Using the data below, copy each line that includes the word "которых".

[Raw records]
— Begin —

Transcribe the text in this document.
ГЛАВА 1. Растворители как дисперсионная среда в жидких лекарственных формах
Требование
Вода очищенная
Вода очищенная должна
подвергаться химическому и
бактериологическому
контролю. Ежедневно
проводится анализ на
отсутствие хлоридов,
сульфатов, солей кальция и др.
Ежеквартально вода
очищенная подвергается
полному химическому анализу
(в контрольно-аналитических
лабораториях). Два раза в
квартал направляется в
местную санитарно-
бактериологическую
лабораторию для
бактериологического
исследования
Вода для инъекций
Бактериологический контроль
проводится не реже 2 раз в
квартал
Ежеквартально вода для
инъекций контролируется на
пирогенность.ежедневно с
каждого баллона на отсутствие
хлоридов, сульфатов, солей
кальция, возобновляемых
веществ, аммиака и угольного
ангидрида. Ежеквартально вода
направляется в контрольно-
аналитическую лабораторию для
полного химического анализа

— End —
— Begin —

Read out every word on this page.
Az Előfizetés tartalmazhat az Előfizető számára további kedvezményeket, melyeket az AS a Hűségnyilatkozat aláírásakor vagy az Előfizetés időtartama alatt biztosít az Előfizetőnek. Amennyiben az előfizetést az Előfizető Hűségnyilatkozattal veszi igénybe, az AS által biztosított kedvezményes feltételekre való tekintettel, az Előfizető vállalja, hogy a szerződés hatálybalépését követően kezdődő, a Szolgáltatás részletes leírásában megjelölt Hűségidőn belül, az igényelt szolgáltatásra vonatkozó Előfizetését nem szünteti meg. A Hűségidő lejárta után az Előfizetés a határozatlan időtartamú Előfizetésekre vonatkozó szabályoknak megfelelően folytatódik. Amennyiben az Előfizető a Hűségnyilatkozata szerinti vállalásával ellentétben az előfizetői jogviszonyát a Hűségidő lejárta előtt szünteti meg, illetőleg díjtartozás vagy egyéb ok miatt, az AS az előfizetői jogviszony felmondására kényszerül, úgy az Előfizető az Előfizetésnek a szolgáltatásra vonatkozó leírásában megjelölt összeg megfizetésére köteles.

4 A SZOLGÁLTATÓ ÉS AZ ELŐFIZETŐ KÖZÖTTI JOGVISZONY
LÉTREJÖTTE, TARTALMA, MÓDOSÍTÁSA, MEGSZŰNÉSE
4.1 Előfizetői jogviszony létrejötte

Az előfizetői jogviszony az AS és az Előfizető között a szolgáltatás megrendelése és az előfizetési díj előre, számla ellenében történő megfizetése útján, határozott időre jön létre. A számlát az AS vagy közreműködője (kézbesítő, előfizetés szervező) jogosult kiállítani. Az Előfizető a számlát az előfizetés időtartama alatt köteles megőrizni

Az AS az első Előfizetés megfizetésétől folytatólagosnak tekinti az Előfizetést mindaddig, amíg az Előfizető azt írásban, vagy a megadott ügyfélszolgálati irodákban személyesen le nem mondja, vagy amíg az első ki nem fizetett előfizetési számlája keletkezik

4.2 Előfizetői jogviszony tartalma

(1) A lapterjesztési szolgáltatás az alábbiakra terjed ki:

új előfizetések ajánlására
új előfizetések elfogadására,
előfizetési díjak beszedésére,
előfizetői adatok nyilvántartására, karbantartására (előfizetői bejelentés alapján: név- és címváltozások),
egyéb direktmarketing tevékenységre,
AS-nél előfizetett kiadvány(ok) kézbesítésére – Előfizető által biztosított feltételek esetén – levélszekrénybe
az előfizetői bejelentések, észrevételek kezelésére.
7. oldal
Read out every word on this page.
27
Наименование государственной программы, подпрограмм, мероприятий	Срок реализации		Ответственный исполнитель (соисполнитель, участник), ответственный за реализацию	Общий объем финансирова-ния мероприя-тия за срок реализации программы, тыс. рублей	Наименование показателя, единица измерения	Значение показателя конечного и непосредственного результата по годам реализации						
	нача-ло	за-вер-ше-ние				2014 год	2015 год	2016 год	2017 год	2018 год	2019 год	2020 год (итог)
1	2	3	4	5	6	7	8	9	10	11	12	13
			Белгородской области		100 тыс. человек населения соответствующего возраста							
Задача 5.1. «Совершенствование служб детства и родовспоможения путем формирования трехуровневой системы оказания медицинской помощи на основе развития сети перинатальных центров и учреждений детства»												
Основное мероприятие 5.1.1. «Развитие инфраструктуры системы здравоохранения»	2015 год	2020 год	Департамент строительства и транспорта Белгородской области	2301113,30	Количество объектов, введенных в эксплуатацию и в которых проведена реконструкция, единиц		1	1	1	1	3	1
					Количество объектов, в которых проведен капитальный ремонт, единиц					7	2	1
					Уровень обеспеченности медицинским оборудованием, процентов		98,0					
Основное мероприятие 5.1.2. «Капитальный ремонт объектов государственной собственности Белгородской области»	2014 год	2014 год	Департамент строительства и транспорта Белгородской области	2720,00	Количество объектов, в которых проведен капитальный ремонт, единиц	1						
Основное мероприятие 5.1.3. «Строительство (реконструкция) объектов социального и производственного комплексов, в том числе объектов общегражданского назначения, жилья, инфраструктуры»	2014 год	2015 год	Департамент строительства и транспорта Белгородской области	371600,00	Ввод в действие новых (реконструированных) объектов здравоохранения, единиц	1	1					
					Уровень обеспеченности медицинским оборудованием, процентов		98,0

— End —
— Begin —

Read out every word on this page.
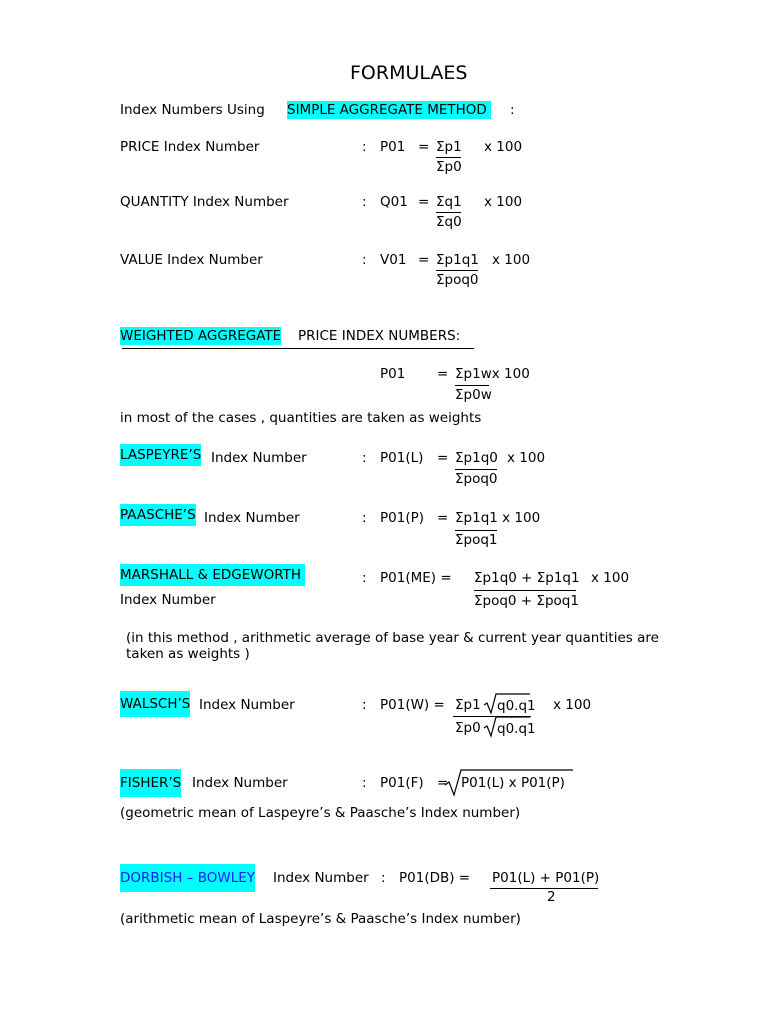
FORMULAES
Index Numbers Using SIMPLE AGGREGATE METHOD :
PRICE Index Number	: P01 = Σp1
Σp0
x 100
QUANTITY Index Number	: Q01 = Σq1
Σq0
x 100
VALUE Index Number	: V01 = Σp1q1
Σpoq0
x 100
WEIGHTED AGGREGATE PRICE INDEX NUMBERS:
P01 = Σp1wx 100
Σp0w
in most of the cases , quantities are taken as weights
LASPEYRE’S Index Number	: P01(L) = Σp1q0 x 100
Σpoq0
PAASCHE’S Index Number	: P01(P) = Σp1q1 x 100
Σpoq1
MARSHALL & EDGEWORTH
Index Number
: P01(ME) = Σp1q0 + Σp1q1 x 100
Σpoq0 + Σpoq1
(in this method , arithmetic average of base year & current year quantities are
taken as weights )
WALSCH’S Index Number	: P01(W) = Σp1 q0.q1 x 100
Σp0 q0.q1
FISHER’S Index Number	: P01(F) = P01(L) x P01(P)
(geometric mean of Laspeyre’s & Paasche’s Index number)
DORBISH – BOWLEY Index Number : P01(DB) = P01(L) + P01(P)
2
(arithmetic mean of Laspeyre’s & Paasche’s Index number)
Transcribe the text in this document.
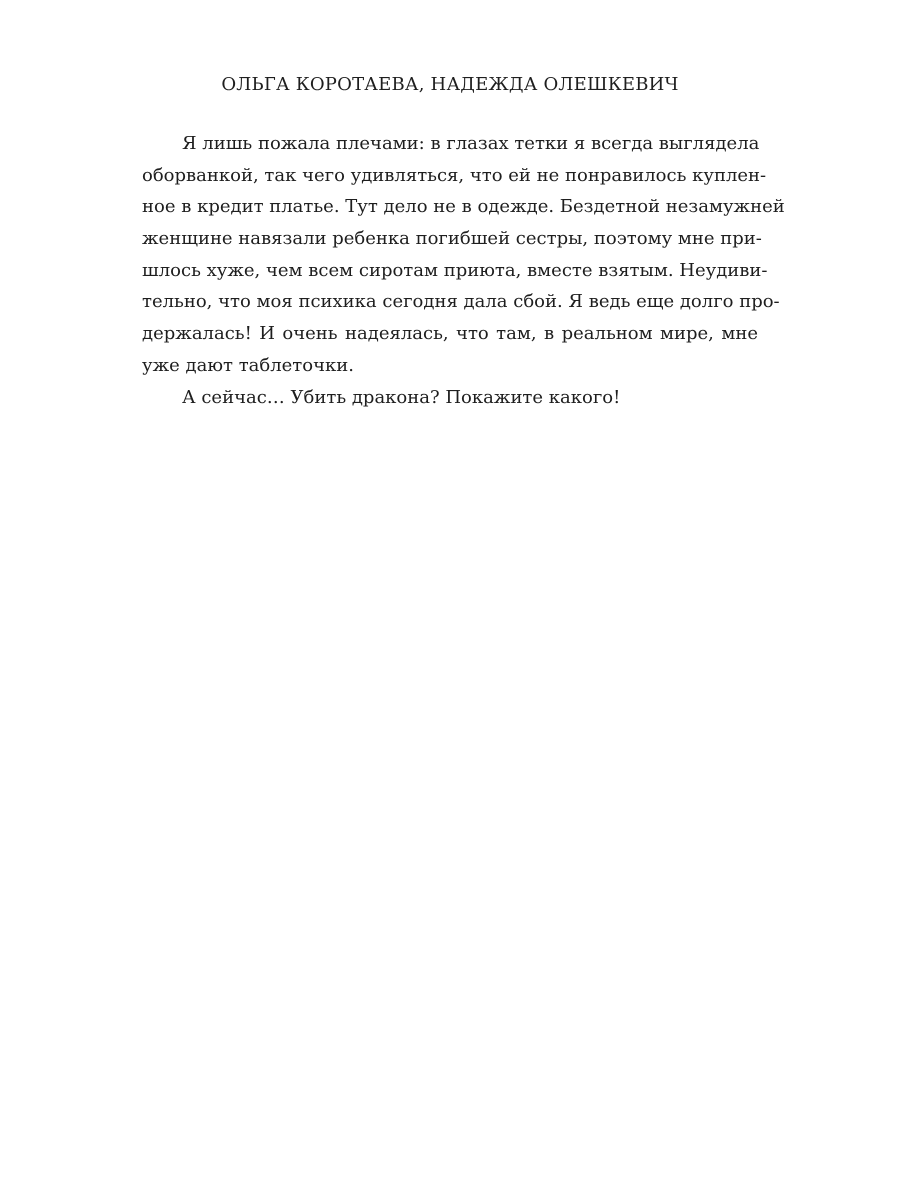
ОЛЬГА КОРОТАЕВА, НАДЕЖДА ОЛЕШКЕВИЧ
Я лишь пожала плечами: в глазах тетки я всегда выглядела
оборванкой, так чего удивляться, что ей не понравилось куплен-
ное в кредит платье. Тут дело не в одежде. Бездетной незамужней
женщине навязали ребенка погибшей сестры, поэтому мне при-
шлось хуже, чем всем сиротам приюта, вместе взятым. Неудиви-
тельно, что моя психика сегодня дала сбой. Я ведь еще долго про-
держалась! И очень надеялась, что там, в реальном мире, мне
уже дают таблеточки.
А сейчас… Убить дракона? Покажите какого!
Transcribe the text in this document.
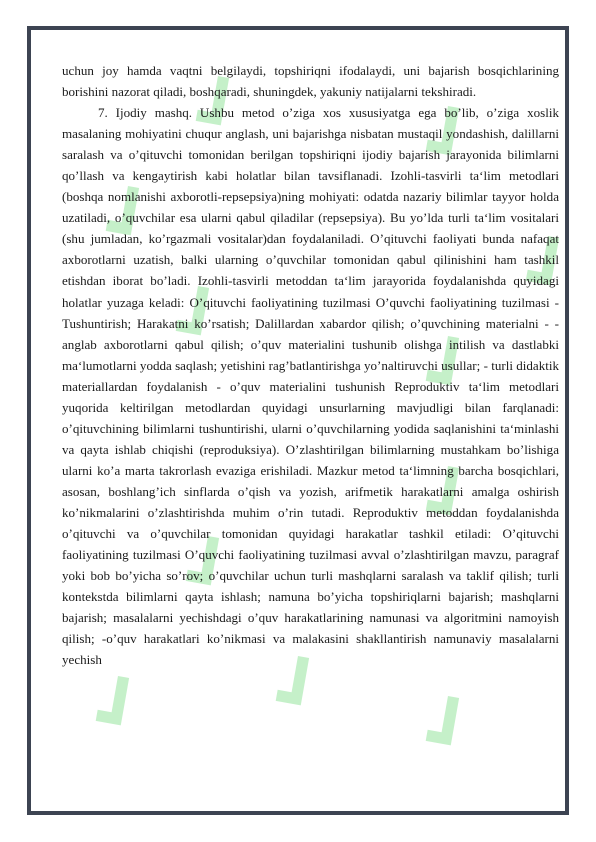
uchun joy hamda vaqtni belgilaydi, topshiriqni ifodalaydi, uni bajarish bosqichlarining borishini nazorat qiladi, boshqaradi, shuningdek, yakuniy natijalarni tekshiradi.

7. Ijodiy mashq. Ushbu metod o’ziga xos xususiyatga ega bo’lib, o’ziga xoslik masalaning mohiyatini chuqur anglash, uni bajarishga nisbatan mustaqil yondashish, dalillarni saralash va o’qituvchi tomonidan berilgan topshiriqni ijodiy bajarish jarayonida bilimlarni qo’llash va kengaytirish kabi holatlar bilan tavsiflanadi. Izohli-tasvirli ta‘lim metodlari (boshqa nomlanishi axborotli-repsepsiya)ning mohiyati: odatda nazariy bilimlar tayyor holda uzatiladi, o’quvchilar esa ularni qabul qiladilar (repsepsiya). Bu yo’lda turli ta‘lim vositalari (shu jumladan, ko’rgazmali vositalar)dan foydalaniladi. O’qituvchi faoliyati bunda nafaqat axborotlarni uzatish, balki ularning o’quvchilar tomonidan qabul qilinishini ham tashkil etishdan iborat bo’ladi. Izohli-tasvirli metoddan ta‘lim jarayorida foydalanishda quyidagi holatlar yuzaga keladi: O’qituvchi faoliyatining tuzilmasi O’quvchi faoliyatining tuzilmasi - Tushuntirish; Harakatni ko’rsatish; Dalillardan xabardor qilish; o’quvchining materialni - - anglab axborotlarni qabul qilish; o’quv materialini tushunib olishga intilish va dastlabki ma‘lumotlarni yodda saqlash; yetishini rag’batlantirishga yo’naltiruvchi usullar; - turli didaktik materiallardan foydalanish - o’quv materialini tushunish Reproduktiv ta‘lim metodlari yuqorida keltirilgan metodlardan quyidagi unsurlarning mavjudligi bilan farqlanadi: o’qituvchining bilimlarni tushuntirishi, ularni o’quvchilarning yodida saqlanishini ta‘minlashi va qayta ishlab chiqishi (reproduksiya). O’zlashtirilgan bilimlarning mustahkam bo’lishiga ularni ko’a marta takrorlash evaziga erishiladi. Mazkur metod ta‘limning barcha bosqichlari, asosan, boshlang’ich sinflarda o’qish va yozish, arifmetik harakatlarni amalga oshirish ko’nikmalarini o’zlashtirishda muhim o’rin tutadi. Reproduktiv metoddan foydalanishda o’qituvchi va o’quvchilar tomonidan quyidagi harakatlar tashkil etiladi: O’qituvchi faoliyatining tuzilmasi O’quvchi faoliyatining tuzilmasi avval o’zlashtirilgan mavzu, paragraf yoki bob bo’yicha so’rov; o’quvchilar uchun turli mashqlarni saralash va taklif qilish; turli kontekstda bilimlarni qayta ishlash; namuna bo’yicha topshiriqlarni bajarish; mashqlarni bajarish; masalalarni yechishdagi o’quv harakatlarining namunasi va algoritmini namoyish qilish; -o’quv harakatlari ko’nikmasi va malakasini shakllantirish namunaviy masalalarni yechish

— End —

> [Solution for this problem]
Основное мероприятие 5.1.1. «Развитие инфраструктуры системы здравоохранения»	2015 год	2020 год	Департамент строительства и транспорта Белгородской области	2301113,30	Количество объектов, введенных в эксплуатацию и в которых проведена реконструкция, единиц		1	1	1	1	3	1
					Количество объектов, в которых проведен капитальный ремонт, единиц					7	2	1
Основное мероприятие 5.1.2. «Капитальный ремонт объектов государственной собственности Белгородской области»	2014 год	2014 год	Департамент строительства и транспорта Белгородской области	2720,00	Количество объектов, в которых проведен капитальный ремонт, единиц	1						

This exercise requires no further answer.